**What is being asked**
Establish how many lines in the material include the string "American" and report it as a lone number.

**Rows**
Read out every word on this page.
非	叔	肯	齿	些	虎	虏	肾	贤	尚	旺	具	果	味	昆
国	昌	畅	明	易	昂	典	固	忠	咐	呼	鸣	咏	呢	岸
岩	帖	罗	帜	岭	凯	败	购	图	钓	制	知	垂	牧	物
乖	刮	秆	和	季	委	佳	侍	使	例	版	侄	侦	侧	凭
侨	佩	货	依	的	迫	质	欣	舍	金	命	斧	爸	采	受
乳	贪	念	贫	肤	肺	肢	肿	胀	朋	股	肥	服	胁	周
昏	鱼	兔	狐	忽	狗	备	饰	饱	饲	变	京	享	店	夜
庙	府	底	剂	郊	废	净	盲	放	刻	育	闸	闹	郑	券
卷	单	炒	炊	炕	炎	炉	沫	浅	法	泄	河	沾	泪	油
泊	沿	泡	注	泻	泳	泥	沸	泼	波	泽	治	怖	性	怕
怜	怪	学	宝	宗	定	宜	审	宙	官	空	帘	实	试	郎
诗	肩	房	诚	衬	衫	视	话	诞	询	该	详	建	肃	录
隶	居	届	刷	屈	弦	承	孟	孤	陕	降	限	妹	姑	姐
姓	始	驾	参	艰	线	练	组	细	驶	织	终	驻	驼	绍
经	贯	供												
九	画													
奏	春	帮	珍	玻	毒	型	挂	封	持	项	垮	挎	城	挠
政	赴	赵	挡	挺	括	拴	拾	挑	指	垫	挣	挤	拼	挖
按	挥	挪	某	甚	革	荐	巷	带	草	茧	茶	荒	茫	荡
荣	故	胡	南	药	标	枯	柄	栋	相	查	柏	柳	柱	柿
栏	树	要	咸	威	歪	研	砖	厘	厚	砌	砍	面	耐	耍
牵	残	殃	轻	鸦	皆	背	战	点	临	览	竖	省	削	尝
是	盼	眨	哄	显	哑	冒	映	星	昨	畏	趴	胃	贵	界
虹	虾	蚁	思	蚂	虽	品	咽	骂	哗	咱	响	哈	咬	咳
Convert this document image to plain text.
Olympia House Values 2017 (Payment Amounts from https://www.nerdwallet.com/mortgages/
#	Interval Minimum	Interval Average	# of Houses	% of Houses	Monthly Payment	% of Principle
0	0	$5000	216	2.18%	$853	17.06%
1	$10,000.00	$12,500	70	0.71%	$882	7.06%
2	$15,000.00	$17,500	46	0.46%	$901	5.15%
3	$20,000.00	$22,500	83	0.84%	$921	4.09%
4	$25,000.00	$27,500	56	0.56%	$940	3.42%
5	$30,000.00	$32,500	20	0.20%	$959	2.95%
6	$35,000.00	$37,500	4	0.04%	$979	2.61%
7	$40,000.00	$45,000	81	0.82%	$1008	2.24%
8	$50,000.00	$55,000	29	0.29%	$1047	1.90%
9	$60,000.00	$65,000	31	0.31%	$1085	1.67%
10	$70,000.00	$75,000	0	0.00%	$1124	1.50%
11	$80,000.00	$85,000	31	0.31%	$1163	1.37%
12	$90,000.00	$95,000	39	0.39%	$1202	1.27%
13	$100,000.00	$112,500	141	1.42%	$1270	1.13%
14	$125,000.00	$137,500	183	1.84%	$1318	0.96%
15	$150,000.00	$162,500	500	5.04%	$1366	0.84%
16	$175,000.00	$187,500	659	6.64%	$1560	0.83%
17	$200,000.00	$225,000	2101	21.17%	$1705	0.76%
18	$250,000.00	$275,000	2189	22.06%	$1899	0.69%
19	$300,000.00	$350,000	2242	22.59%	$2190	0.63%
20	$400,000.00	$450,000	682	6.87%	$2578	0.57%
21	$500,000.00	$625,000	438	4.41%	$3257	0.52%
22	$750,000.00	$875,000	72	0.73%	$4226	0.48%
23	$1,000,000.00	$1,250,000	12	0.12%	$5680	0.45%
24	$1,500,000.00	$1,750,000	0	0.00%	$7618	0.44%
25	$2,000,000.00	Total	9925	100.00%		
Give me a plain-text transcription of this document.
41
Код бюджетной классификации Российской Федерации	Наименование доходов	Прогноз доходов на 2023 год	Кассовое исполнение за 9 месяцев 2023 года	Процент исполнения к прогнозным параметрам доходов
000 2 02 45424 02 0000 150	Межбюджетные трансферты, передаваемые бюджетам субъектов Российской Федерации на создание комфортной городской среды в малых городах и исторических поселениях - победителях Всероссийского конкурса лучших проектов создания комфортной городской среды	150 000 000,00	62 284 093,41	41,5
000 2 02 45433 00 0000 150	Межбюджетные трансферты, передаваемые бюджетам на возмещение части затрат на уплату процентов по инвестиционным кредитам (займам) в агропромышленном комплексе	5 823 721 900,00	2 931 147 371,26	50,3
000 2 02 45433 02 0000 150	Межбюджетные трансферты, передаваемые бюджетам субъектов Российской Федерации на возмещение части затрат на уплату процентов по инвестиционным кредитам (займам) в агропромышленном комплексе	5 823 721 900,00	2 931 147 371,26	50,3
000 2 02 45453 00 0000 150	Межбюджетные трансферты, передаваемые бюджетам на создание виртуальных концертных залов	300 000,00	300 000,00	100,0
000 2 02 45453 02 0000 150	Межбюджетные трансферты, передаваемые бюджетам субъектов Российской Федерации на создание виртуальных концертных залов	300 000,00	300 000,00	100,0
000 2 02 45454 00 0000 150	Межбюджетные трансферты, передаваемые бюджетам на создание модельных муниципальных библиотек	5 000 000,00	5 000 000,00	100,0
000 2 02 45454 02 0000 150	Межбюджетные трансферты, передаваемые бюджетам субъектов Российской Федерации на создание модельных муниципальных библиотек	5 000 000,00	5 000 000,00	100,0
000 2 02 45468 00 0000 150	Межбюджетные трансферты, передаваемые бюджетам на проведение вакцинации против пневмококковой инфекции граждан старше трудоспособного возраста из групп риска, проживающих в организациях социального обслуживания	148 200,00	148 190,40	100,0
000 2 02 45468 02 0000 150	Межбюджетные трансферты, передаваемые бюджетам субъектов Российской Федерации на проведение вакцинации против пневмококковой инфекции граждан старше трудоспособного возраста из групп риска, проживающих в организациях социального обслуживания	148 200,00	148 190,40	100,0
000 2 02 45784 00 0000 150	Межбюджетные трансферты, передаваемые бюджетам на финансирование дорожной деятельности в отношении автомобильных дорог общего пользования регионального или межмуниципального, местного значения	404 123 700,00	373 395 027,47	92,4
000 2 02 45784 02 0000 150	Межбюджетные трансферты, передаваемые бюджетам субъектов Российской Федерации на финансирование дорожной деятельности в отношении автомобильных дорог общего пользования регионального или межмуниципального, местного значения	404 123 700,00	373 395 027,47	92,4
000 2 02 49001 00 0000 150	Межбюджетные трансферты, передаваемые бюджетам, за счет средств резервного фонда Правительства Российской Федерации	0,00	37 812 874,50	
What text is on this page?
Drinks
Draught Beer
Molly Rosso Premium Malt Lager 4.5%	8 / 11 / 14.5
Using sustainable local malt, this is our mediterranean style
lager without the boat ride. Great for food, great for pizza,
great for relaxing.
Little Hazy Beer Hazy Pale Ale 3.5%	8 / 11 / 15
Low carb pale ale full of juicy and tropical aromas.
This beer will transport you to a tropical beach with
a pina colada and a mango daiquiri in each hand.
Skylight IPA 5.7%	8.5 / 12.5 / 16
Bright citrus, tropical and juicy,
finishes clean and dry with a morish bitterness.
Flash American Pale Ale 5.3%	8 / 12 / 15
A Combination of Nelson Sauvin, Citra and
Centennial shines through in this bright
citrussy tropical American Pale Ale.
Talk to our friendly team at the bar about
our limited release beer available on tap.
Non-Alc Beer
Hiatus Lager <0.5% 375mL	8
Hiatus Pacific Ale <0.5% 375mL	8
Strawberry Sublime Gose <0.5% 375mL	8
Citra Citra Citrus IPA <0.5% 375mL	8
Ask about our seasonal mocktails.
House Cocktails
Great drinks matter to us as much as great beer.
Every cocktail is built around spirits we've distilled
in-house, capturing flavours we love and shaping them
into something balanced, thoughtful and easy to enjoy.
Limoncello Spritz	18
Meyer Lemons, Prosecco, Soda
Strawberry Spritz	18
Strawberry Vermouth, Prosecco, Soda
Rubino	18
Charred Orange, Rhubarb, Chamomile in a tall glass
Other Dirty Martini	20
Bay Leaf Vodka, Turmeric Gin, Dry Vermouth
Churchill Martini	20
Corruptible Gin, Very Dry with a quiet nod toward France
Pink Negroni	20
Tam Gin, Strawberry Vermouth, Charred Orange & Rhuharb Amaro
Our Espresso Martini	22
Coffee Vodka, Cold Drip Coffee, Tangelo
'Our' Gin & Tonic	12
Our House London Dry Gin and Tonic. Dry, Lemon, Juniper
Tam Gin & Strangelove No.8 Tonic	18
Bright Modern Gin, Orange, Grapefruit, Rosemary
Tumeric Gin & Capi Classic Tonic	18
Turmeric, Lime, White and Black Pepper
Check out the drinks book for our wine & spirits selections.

**Solved exercise**
2